§ Exercise: Search the listing below for the string "name" and show each line that contains it.
### Given records ###
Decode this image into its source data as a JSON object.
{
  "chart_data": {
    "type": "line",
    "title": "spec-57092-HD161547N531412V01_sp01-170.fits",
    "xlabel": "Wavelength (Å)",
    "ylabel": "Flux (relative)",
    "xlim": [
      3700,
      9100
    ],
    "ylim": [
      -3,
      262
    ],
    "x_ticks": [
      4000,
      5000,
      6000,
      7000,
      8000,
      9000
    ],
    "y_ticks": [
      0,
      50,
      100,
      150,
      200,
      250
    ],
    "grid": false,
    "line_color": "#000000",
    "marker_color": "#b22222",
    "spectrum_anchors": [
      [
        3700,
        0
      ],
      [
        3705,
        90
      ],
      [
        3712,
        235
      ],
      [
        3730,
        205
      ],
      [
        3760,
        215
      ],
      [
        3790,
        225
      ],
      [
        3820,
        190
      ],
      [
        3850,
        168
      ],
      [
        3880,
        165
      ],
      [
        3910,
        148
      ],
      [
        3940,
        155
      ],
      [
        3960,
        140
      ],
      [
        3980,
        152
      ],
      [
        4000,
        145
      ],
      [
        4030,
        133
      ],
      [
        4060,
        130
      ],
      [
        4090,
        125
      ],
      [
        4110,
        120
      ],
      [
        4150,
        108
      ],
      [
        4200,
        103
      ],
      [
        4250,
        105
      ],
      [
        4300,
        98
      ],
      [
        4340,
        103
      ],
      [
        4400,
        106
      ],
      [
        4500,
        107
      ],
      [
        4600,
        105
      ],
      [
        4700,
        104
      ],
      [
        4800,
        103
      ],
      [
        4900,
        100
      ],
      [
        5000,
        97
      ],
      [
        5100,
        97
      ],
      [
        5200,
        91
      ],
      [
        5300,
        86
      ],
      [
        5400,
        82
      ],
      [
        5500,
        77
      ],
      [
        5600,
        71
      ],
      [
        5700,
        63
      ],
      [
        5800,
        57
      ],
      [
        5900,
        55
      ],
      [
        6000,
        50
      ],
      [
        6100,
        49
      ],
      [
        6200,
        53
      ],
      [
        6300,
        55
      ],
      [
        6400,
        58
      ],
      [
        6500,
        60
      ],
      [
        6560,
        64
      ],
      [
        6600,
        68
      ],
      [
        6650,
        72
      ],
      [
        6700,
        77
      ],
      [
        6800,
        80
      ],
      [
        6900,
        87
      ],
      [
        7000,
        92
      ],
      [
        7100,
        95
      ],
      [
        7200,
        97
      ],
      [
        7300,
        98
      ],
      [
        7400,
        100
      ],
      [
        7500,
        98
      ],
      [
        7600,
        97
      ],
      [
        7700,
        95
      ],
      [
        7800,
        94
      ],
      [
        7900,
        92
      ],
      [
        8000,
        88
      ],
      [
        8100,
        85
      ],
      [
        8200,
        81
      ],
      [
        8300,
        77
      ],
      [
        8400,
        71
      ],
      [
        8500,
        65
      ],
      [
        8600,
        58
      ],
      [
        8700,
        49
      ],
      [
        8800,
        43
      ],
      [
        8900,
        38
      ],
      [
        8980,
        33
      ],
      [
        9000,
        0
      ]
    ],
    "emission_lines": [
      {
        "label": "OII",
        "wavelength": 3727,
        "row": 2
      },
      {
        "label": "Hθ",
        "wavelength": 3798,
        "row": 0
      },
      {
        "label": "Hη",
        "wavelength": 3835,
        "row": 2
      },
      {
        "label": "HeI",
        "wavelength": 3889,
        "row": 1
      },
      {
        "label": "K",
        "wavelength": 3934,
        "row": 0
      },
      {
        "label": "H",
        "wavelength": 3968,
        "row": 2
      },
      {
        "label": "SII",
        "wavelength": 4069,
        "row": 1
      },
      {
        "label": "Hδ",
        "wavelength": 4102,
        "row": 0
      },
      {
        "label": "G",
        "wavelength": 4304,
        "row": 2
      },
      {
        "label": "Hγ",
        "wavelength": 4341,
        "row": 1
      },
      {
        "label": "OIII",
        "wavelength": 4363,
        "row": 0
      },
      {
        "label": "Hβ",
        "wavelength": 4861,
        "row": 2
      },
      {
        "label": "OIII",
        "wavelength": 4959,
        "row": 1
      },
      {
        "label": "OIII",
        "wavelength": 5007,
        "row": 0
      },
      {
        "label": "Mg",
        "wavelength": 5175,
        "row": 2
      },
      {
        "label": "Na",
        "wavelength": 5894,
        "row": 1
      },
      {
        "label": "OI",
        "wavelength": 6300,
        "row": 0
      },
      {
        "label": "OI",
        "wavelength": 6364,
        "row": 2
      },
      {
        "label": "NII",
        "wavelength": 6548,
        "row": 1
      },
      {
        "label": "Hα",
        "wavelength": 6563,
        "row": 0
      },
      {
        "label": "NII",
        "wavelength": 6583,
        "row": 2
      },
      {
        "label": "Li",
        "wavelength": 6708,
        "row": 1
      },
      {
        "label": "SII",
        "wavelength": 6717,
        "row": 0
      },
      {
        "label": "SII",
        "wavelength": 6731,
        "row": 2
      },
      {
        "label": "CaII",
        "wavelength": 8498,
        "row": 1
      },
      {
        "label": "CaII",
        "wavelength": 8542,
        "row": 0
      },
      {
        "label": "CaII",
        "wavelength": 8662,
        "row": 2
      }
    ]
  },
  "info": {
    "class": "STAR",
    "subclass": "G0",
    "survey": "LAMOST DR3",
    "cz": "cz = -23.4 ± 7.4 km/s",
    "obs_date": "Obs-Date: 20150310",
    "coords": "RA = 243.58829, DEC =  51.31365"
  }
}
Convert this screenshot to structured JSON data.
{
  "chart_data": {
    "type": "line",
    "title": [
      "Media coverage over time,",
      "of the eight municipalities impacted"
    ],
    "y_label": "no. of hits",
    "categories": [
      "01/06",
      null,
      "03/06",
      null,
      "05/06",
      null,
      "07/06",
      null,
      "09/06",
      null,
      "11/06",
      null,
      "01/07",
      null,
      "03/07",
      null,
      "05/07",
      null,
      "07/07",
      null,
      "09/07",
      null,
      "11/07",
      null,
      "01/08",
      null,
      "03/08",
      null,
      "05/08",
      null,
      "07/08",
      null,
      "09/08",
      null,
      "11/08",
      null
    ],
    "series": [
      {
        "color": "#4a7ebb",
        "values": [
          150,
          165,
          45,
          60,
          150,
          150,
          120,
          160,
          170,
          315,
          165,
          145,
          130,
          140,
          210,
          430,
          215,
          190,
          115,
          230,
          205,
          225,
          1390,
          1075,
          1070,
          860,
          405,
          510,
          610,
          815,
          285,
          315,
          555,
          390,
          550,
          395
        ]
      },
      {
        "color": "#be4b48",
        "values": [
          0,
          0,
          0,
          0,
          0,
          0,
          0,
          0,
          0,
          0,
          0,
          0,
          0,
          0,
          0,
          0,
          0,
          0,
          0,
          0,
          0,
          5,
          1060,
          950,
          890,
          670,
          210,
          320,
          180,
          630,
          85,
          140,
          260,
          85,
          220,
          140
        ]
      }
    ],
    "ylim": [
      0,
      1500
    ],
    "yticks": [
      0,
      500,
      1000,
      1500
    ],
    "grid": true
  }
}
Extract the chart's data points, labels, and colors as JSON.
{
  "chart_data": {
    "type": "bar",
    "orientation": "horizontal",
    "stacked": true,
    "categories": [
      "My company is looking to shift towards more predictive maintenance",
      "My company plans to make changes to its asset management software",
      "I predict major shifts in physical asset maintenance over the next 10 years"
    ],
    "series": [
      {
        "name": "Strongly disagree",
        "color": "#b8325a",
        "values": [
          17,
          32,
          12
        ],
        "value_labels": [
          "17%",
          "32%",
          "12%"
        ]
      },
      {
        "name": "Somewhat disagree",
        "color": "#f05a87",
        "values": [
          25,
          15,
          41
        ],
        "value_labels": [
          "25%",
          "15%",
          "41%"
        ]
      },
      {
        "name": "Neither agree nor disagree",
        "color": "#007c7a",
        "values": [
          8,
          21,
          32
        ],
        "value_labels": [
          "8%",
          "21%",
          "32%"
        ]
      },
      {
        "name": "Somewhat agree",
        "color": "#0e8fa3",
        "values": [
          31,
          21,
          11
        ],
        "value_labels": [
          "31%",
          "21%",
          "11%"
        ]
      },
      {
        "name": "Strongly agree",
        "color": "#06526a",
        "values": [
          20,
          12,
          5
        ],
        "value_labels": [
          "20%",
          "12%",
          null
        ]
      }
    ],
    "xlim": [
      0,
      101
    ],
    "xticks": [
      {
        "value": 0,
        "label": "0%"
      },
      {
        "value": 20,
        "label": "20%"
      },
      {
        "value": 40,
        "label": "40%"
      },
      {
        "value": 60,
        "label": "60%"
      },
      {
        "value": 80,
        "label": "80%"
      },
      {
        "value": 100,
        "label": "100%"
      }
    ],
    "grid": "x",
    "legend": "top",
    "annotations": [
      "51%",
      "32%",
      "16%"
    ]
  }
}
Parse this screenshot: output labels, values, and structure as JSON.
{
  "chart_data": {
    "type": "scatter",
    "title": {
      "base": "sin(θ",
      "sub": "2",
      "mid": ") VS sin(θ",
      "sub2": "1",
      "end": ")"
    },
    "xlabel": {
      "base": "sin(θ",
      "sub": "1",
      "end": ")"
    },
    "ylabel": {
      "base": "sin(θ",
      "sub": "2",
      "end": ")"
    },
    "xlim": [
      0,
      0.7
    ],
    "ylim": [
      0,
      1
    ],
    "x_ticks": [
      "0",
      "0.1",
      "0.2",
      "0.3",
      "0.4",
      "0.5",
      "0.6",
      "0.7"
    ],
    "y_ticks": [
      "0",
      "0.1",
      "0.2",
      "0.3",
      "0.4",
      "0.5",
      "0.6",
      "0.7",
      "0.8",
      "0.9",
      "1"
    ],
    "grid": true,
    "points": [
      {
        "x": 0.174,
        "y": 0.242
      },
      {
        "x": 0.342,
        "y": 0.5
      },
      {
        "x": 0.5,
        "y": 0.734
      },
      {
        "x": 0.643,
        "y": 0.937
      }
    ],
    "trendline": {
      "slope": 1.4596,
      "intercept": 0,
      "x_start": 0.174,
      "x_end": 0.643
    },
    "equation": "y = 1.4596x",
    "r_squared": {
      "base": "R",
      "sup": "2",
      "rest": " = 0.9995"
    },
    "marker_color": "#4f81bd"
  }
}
###
§ Result:
        "name": "Strongly disagree",
        "name": "Somewhat disagree",
        "name": "Neither agree nor disagree",
        "name": "Somewhat agree",
        "name": "Strongly agree",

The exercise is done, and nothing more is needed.